> WHAT THE TASK REQUIRES
Gather each line in the entries that includes the string "تكون".

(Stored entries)
┌──

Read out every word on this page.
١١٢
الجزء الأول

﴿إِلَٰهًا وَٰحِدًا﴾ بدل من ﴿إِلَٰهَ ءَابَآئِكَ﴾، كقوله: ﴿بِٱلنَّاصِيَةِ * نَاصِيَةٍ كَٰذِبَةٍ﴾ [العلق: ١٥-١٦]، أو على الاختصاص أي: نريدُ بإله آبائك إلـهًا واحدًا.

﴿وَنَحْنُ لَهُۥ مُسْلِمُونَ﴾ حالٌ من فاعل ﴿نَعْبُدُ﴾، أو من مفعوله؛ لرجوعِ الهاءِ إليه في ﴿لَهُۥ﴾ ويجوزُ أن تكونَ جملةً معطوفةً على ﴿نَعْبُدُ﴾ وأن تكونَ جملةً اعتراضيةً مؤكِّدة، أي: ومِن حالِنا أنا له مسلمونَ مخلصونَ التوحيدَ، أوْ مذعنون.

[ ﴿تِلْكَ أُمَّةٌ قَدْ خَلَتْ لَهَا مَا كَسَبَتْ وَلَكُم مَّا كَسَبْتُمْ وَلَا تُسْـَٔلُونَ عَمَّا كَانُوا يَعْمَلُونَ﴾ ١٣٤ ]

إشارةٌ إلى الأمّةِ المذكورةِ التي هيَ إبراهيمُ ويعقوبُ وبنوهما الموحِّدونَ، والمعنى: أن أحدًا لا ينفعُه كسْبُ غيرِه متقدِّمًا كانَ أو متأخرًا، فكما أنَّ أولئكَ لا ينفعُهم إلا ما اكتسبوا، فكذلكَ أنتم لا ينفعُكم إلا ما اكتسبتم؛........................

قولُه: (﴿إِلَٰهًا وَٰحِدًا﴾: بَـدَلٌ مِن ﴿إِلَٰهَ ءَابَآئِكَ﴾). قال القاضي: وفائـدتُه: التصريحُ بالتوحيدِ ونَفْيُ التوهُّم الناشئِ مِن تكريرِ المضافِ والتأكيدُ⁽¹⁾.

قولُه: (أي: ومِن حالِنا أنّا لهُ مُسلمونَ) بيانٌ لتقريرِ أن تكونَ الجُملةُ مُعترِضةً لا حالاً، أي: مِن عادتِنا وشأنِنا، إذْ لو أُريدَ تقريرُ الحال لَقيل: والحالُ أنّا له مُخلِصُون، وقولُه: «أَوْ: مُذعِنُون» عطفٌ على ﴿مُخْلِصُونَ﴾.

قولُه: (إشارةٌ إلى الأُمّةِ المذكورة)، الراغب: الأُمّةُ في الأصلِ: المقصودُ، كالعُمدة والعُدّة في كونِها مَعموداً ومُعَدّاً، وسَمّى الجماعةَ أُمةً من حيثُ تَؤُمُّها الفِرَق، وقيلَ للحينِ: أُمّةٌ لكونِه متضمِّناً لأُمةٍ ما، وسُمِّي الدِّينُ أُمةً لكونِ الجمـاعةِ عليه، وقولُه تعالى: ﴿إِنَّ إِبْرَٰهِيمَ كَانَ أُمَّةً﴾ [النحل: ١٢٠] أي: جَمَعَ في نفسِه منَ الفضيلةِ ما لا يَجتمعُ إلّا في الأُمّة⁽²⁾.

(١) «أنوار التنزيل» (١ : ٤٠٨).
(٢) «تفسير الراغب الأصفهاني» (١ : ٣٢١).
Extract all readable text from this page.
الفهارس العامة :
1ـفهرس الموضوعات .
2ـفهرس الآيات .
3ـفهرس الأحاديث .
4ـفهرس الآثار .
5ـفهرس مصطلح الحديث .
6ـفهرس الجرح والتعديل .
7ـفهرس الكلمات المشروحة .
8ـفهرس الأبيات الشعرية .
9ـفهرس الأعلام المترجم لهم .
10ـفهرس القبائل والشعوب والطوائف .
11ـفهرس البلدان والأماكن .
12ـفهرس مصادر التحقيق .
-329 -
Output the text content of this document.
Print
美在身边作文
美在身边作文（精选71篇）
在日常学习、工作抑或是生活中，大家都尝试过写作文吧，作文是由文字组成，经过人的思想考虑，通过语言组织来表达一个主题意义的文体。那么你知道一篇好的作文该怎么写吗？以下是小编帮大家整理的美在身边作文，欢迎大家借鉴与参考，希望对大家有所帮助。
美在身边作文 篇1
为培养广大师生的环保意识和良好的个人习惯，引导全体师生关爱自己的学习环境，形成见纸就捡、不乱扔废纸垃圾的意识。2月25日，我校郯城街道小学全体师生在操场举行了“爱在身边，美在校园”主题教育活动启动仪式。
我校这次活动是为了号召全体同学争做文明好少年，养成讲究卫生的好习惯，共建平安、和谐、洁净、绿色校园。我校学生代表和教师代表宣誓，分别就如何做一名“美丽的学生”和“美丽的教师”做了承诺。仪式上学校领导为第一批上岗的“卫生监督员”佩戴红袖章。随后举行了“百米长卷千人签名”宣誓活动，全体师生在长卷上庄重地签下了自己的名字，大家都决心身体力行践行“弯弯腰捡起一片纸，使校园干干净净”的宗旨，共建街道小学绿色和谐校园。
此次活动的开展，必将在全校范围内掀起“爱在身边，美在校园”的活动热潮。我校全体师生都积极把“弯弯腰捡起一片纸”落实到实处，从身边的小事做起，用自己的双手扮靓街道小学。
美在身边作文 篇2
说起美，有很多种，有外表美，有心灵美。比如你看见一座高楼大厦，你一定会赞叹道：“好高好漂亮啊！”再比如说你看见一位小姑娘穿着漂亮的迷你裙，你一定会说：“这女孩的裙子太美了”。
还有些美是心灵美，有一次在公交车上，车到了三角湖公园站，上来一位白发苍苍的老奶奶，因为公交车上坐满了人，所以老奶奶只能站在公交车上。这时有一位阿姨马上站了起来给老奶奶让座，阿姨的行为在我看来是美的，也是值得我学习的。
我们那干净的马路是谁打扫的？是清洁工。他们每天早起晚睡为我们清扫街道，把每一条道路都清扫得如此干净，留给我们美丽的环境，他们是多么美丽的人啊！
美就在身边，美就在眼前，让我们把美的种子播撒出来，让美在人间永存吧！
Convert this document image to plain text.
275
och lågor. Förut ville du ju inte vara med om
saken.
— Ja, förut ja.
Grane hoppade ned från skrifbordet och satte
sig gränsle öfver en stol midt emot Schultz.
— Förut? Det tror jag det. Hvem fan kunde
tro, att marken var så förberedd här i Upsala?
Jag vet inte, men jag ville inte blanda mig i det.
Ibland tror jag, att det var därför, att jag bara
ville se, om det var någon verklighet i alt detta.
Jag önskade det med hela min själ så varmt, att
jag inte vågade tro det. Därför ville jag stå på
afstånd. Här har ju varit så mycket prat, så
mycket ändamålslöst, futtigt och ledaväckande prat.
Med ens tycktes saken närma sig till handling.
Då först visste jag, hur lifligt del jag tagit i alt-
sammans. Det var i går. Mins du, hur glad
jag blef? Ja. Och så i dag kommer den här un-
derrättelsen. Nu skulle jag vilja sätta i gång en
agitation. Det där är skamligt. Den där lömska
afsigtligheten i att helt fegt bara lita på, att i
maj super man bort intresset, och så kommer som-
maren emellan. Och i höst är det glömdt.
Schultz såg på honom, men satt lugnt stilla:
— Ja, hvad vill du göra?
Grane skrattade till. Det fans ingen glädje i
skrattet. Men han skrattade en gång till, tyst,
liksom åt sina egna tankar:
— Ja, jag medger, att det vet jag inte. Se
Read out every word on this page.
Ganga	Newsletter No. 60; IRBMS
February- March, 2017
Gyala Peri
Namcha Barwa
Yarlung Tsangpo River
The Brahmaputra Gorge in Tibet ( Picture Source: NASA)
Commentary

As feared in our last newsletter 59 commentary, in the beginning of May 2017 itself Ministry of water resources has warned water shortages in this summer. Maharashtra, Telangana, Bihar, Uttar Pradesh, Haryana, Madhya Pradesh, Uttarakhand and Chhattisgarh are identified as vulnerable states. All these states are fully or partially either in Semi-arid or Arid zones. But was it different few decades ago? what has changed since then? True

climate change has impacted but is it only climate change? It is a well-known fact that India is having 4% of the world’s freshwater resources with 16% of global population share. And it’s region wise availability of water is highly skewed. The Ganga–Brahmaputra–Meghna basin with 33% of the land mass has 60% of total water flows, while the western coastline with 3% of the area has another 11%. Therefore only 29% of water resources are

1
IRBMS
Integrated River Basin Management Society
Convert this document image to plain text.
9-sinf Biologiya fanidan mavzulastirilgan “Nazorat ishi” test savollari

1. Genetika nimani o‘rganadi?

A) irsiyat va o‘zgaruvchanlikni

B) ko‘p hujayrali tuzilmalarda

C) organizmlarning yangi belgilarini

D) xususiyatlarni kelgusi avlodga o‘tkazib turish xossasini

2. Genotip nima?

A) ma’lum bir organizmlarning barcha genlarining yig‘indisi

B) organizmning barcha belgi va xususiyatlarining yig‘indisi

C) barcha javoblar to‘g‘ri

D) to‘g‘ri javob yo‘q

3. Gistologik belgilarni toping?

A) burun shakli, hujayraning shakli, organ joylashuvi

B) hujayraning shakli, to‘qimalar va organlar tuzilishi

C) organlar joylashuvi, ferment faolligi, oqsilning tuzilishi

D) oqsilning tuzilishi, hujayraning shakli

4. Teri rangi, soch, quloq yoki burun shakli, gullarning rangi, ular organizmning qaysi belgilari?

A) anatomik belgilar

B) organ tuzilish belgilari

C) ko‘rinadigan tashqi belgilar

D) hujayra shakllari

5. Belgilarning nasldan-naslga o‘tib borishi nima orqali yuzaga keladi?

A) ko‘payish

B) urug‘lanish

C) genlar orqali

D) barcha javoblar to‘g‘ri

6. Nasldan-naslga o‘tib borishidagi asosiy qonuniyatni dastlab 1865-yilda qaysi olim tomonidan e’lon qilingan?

└──

> COMPLETE RESPONSE
﴿وَنَحْنُ لَهُۥ مُسْلِمُونَ﴾ حالٌ من فاعل ﴿نَعْبُدُ﴾، أو من مفعوله؛ لرجوعِ الهاءِ إليه في ﴿لَهُۥ﴾ ويجوزُ أن تكونَ جملةً معطوفةً على ﴿نَعْبُدُ﴾ وأن تكونَ جملةً اعتراضيةً مؤكِّدة، أي: ومِن حالِنا أنا له مسلمونَ مخلصونَ التوحيدَ، أوْ مذعنون.
قولُه: (أي: ومِن حالِنا أنّا لهُ مُسلمونَ) بيانٌ لتقريرِ أن تكونَ الجُملةُ مُعترِضةً لا حالاً، أي: مِن عادتِنا وشأنِنا، إذْ لو أُريدَ تقريرُ الحال لَقيل: والحالُ أنّا له مُخلِصُون، وقولُه: «أَوْ: مُذعِنُون» عطفٌ على ﴿مُخْلِصُونَ﴾.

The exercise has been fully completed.